- GIVEN PROBLEM -
Your task is to write out the complete listing exactly as it is shown.

- STORED RECORDS -
###
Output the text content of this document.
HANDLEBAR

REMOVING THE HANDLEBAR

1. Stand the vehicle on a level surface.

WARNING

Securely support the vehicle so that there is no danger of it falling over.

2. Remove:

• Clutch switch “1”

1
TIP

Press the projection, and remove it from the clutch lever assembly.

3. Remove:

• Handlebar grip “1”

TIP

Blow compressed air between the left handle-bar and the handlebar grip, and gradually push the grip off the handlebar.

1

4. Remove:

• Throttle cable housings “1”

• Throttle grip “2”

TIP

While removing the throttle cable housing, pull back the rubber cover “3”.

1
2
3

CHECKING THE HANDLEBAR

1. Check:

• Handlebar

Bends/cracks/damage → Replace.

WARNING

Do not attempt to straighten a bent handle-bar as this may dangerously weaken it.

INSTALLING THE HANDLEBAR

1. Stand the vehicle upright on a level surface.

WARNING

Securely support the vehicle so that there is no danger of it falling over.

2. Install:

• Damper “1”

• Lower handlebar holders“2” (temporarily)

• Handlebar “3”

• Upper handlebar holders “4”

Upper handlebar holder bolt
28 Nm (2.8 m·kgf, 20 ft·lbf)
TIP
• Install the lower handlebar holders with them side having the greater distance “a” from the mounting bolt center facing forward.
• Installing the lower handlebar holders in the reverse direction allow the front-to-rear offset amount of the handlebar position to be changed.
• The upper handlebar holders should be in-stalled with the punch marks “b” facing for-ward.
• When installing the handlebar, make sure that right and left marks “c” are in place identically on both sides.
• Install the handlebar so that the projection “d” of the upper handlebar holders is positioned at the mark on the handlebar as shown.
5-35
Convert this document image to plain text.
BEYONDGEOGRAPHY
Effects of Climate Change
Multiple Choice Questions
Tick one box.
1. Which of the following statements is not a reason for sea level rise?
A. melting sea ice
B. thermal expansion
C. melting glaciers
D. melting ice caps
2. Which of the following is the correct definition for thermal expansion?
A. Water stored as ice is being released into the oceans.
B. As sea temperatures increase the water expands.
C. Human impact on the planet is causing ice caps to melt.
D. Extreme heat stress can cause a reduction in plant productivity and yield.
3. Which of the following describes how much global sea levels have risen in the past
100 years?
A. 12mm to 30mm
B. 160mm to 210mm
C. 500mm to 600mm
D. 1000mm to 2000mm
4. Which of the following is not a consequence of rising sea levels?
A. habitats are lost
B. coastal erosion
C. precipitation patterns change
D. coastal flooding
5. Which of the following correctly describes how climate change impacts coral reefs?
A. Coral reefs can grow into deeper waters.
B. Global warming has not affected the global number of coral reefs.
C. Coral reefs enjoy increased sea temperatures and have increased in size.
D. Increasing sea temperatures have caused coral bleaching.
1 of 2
###
- PROBLEM SOLUTION -
Output the text content of this document.
HANDLEBAR

REMOVING THE HANDLEBAR

1. Stand the vehicle on a level surface.

WARNING

Securely support the vehicle so that there is no danger of it falling over.

2. Remove:

• Clutch switch “1”

1
TIP

Press the projection, and remove it from the clutch lever assembly.

3. Remove:

• Handlebar grip “1”

TIP

Blow compressed air between the left handle-bar and the handlebar grip, and gradually push the grip off the handlebar.

1

4. Remove:

• Throttle cable housings “1”

• Throttle grip “2”

TIP

While removing the throttle cable housing, pull back the rubber cover “3”.

1
2
3

CHECKING THE HANDLEBAR

1. Check:

• Handlebar

Bends/cracks/damage → Replace.

WARNING

Do not attempt to straighten a bent handle-bar as this may dangerously weaken it.

INSTALLING THE HANDLEBAR

1. Stand the vehicle upright on a level surface.

WARNING

Securely support the vehicle so that there is no danger of it falling over.

2. Install:

• Damper “1”

• Lower handlebar holders“2” (temporarily)

• Handlebar “3”

• Upper handlebar holders “4”

Upper handlebar holder bolt
28 Nm (2.8 m·kgf, 20 ft·lbf)
TIP
• Install the lower handlebar holders with them side having the greater distance “a” from the mounting bolt center facing forward.
• Installing the lower handlebar holders in the reverse direction allow the front-to-rear offset amount of the handlebar position to be changed.
• The upper handlebar holders should be in-stalled with the punch marks “b” facing for-ward.
• When installing the handlebar, make sure that right and left marks “c” are in place identically on both sides.
• Install the handlebar so that the projection “d” of the upper handlebar holders is positioned at the mark on the handlebar as shown.
5-35
Convert this document image to plain text.
BEYONDGEOGRAPHY
Effects of Climate Change
Multiple Choice Questions
Tick one box.
1. Which of the following statements is not a reason for sea level rise?
A. melting sea ice
B. thermal expansion
C. melting glaciers
D. melting ice caps
2. Which of the following is the correct definition for thermal expansion?
A. Water stored as ice is being released into the oceans.
B. As sea temperatures increase the water expands.
C. Human impact on the planet is causing ice caps to melt.
D. Extreme heat stress can cause a reduction in plant productivity and yield.
3. Which of the following describes how much global sea levels have risen in the past
100 years?
A. 12mm to 30mm
B. 160mm to 210mm
C. 500mm to 600mm
D. 1000mm to 2000mm
4. Which of the following is not a consequence of rising sea levels?
A. habitats are lost
B. coastal erosion
C. precipitation patterns change
D. coastal flooding
5. Which of the following correctly describes how climate change impacts coral reefs?
A. Coral reefs can grow into deeper waters.
B. Global warming has not affected the global number of coral reefs.
C. Coral reefs enjoy increased sea temperatures and have increased in size.
D. Increasing sea temperatures have caused coral bleaching.
1 of 2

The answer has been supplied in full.